:: INSTRUCTIONS FOR THE TASK ::
Transcribe nothing but the lines from the one with "OCR this image." to the end of the entries, both included, keeping each exact and leaving every picture out.

** start PROVIDED DATA **

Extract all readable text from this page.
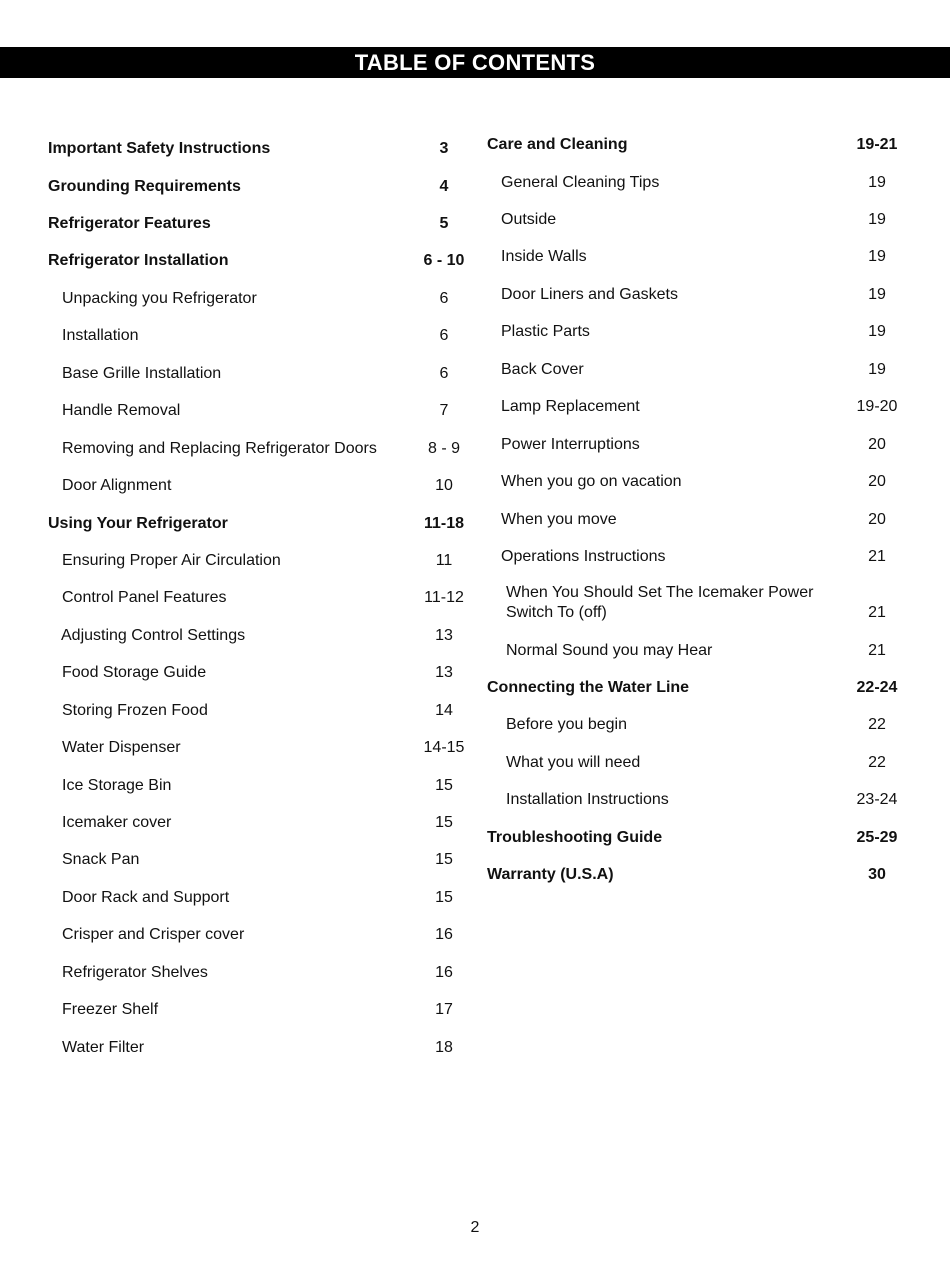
TABLE OF CONTENTS
Important Safety Instructions	3
Grounding Requirements	4
Refrigerator Features	5
Refrigerator Installation	6 - 10
Unpacking you Refrigerator	6
Installation	6
Base Grille Installation	6
Handle Removal	7
Removing and Replacing Refrigerator Doors	8 - 9
Door Alignment	10
Using Your Refrigerator	11-18
Ensuring Proper Air Circulation	11
Control Panel Features	11-12
Adjusting Control Settings	13
Food Storage Guide	13
Storing Frozen Food	14
Water Dispenser	14-15
Ice Storage Bin	15
Icemaker cover	15
Snack Pan	15
Door Rack and Support	15
Crisper and Crisper cover	16
Refrigerator Shelves	16
Freezer Shelf	17
Water Filter	18
Care and Cleaning	19-21
General Cleaning Tips	19
Outside	19
Inside Walls	19
Door Liners and Gaskets	19
Plastic Parts	19
Back Cover	19
Lamp Replacement	19-20
Power Interruptions	20
When you go on vacation	20
When you move	20
Operations Instructions	21
When You Should Set The Icemaker Power Switch To (off)	21
Normal Sound you may Hear	21
Connecting the Water Line	22-24
Before you begin	22
What you will need	22
Installation Instructions	23-24
Troubleshooting Guide	25-29
Warranty (U.S.A)	30
2
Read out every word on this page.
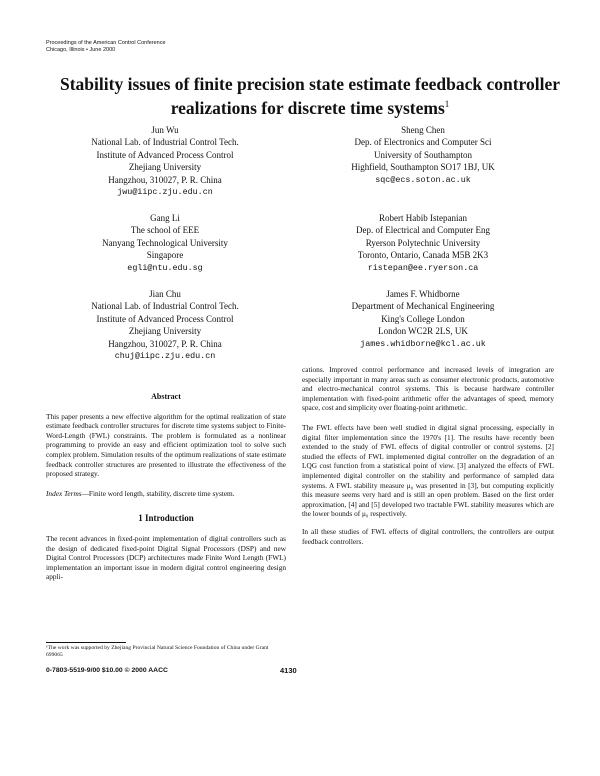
Proceedings of the American Control Conference
Chicago, Illinois • June 2000
Stability issues of finite precision state estimate feedback controller realizations for discrete time systems$^1$
Jun Wu
National Lab. of Industrial Control Tech.
Institute of Advanced Process Control
Zhejiang University
Hangzhou, 310027, P. R. China
jwu@iipc.zju.edu.cn
Sheng Chen
Dep. of Electronics and Computer Sci
University of Southampton
Highfield, Southampton SO17 1BJ, UK
sqc@ecs.soton.ac.uk
Gang Li
The school of EEE
Nanyang Technological University
Singapore
egli@ntu.edu.sg
Robert Habib Istepanian
Dep. of Electrical and Computer Eng
Ryerson Polytechnic University
Toronto, Ontario, Canada M5B 2K3
ristepan@ee.ryerson.ca
Jian Chu
National Lab. of Industrial Control Tech.
Institute of Advanced Process Control
Zhejiang University
Hangzhou, 310027, P. R. China
chuj@iipc.zju.edu.cn
James F. Whidborne
Department of Mechanical Engineering
King's College London
London WC2R 2LS, UK
james.whidborne@kcl.ac.uk
Abstract

This paper presents a new effective algorithm for the optimal realization of state estimate feedback controller structures for discrete time systems subject to Finite-Word-Length (FWL) constraints. The problem is formulated as a nonlinear programming to provide an easy and efficient optimization tool to solve such complex problem. Simulation results of the optimum realizations of state estimate feedback controller structures are presented to illustrate the effectiveness of the proposed strategy.

Index Terms—Finite word length, stability, discrete time system.

1 Introduction

The recent advances in fixed-point implementation of digital controllers such as the design of dedicated fixed-point Digital Signal Processors (DSP) and new Digital Control Processors (DCP) architectures made Finite Word Length (FWL) implementation an important issue in modern digital control engineering design appli-

¹The work was supported by Zhejiang Provincial Natural Science Foundation of China under Grant 699065
0-7803-5519-9/00 $10.00 © 2000 AACC	4130

cations. Improved control performance and increased levels of integration are especially important in many areas such as consumer electronic products, automotive and electro-mechanical control systems. This is because hardware controller implementation with fixed-point arithmetic offer the advantages of speed, memory space, cost and simplicity over floating-point arithmetic.

The FWL effects have been well studied in digital signal processing, especially in digital filter implementation since the 1970's [1]. The results have recently been extended to the study of FWL effects of digital controller or control systems. [2] studied the effects of FWL implemented digital controller on the degradation of an LQG cost function from a statistical point of view. [3] analyzed the effects of FWL implemented digital controller on the stability and performance of sampled data systems. A FWL stability measure μ₀ was presented in [3], but computing explicitly this measure seems very hard and is still an open problem. Based on the first order approximation, [4] and [5] developed two tractable FWL stability measures which are the lower bounds of μ₀ respectively.

In all these studies of FWL effects of digital controllers, the controllers are output feedback controllers.
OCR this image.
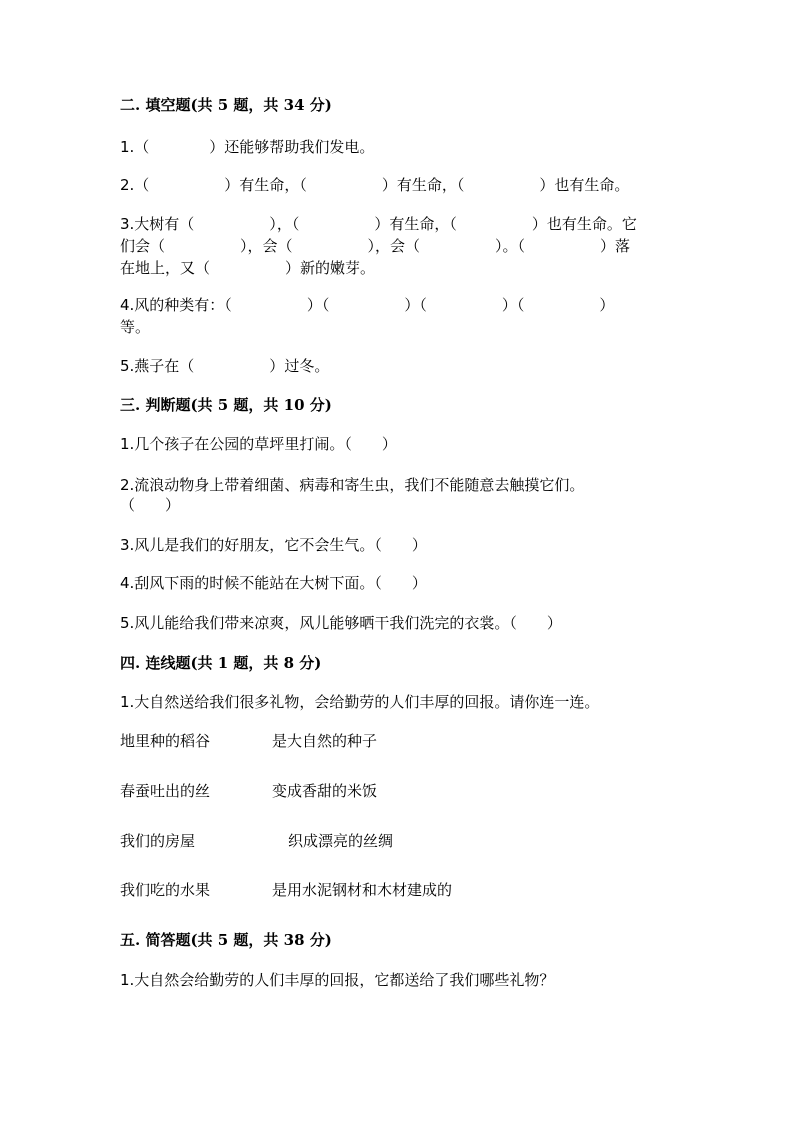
二. 填空题(共 5 题，共 34 分)
1.（　　　　）还能够帮助我们发电。
2.（　　　　　）有生命，（　　　　　）有生命，（　　　　　）也有生命。
3.大树有（　　　　　），（　　　　　）有生命，（　　　　　）也有生命。它
们会（　　　　　），会（　　　　　），会（　　　　　）。（　　　　　）落
在地上，又（　　　　　）新的嫩芽。
4.风的种类有：（　　　　　）（　　　　　）（　　　　　）（　　　　　）
等。
5.燕子在（　　　　　）过冬。
三. 判断题(共 5 题，共 10 分)
1.几个孩子在公园的草坪里打闹。（　　）
2.流浪动物身上带着细菌、病毒和寄生虫，我们不能随意去触摸它们。
（　　）
3.风儿是我们的好朋友，它不会生气。（　　）
4.刮风下雨的时候不能站在大树下面。（　　）
5.风儿能给我们带来凉爽，风儿能够晒干我们洗完的衣裳。（　　）
四. 连线题(共 1 题，共 8 分)
1.大自然送给我们很多礼物，会给勤劳的人们丰厚的回报。请你连一连。
地里种的稻谷	是大自然的种子
春蚕吐出的丝	变成香甜的米饭
我们的房屋	织成漂亮的丝绸
我们吃的水果	是用水泥钢材和木材建成的
五. 简答题(共 5 题，共 38 分)
1.大自然会给勤劳的人们丰厚的回报，它都送给了我们哪些礼物？
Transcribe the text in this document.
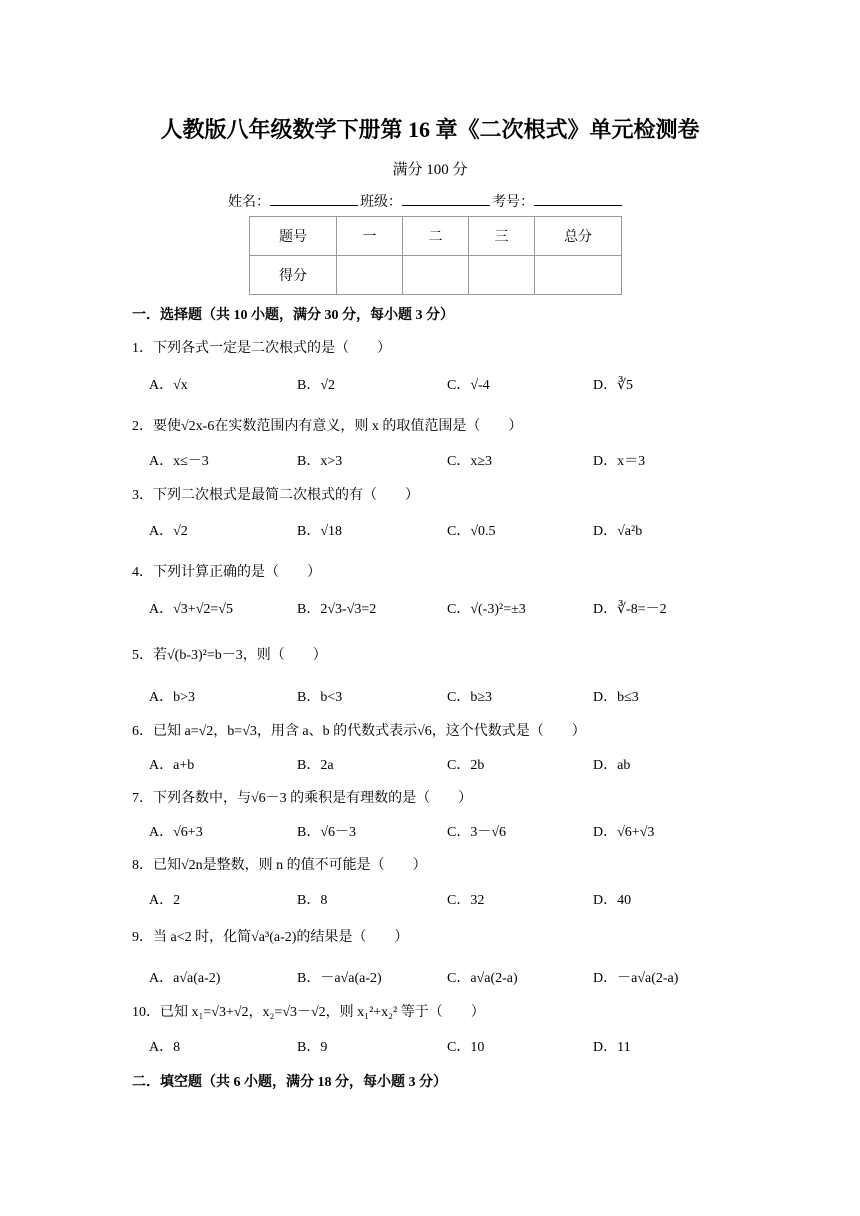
人教版八年级数学下册第 16 章《二次根式》单元检测卷
满分 100 分
姓名：	班级：	考号：
题号	一	二	三	总分
得分				
一．选择题（共 10 小题，满分 30 分，每小题 3 分）
1．下列各式一定是二次根式的是（　　）
A．√x	B．√2	C．√-4	D．∛5
2．要使√2x-6在实数范围内有意义，则 x 的取值范围是（　　）
A．x≤－3	B．x>3	C．x≥3	D．x＝3
3．下列二次根式是最简二次根式的有（　　）
A．√2	B．√18	C．√0.5	D．√a²b
4．下列计算正确的是（　　）
A．√3+√2=√5	B．2√3-√3=2	C．√(-3)²=±3	D．∛-8=－2
5．若√(b-3)²=b－3，则（　　）
A．b>3	B．b<3	C．b≥3	D．b≤3
6．已知 a=√2，b=√3，用含 a、b 的代数式表示√6，这个代数式是（　　）
A．a+b	B．2a	C．2b	D．ab
7．下列各数中，与√6－3 的乘积是有理数的是（　　）
A．√6+3	B．√6－3	C．3－√6	D．√6+√3
8．已知√2n是整数，则 n 的值不可能是（　　）
A．2	B．8	C．32	D．40
9．当 a<2 时，化简√a³(a-2)的结果是（　　）
A．a√a(a-2)	B．－a√a(a-2)	C．a√a(2-a)	D．－a√a(2-a)
10．已知 x₁=√3+√2，x₂=√3－√2，则 x₁²+x₂² 等于（　　）
A．8	B．9	C．10	D．11
二．填空题（共 6 小题，满分 18 分，每小题 3 分）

** end PROVIDED DATA **

:: ANSWER TO THIS PROBLEM ::
OCR this image.
二. 填空题(共 5 题，共 34 分)
1.（　　　　）还能够帮助我们发电。
2.（　　　　　）有生命，（　　　　　）有生命，（　　　　　）也有生命。
3.大树有（　　　　　），（　　　　　）有生命，（　　　　　）也有生命。它
们会（　　　　　），会（　　　　　），会（　　　　　）。（　　　　　）落
在地上，又（　　　　　）新的嫩芽。
4.风的种类有：（　　　　　）（　　　　　）（　　　　　）（　　　　　）
等。
5.燕子在（　　　　　）过冬。
三. 判断题(共 5 题，共 10 分)
1.几个孩子在公园的草坪里打闹。（　　）
2.流浪动物身上带着细菌、病毒和寄生虫，我们不能随意去触摸它们。
（　　）
3.风儿是我们的好朋友，它不会生气。（　　）
4.刮风下雨的时候不能站在大树下面。（　　）
5.风儿能给我们带来凉爽，风儿能够晒干我们洗完的衣裳。（　　）
四. 连线题(共 1 题，共 8 分)
1.大自然送给我们很多礼物，会给勤劳的人们丰厚的回报。请你连一连。
地里种的稻谷	是大自然的种子
春蚕吐出的丝	变成香甜的米饭
我们的房屋	织成漂亮的丝绸
我们吃的水果	是用水泥钢材和木材建成的
五. 简答题(共 5 题，共 38 分)
1.大自然会给勤劳的人们丰厚的回报，它都送给了我们哪些礼物？
Transcribe the text in this document.
人教版八年级数学下册第 16 章《二次根式》单元检测卷
满分 100 分
姓名：	班级：	考号：
题号	一	二	三	总分
得分				
一．选择题（共 10 小题，满分 30 分，每小题 3 分）
1．下列各式一定是二次根式的是（　　）
A．√x	B．√2	C．√-4	D．∛5
2．要使√2x-6在实数范围内有意义，则 x 的取值范围是（　　）
A．x≤－3	B．x>3	C．x≥3	D．x＝3
3．下列二次根式是最简二次根式的有（　　）
A．√2	B．√18	C．√0.5	D．√a²b
4．下列计算正确的是（　　）
A．√3+√2=√5	B．2√3-√3=2	C．√(-3)²=±3	D．∛-8=－2
5．若√(b-3)²=b－3，则（　　）
A．b>3	B．b<3	C．b≥3	D．b≤3
6．已知 a=√2，b=√3，用含 a、b 的代数式表示√6，这个代数式是（　　）
A．a+b	B．2a	C．2b	D．ab
7．下列各数中，与√6－3 的乘积是有理数的是（　　）
A．√6+3	B．√6－3	C．3－√6	D．√6+√3
8．已知√2n是整数，则 n 的值不可能是（　　）
A．2	B．8	C．32	D．40
9．当 a<2 时，化简√a³(a-2)的结果是（　　）
A．a√a(a-2)	B．－a√a(a-2)	C．a√a(2-a)	D．－a√a(2-a)
10．已知 x₁=√3+√2，x₂=√3－√2，则 x₁²+x₂² 等于（　　）
A．8	B．9	C．10	D．11
二．填空题（共 6 小题，满分 18 分，每小题 3 分）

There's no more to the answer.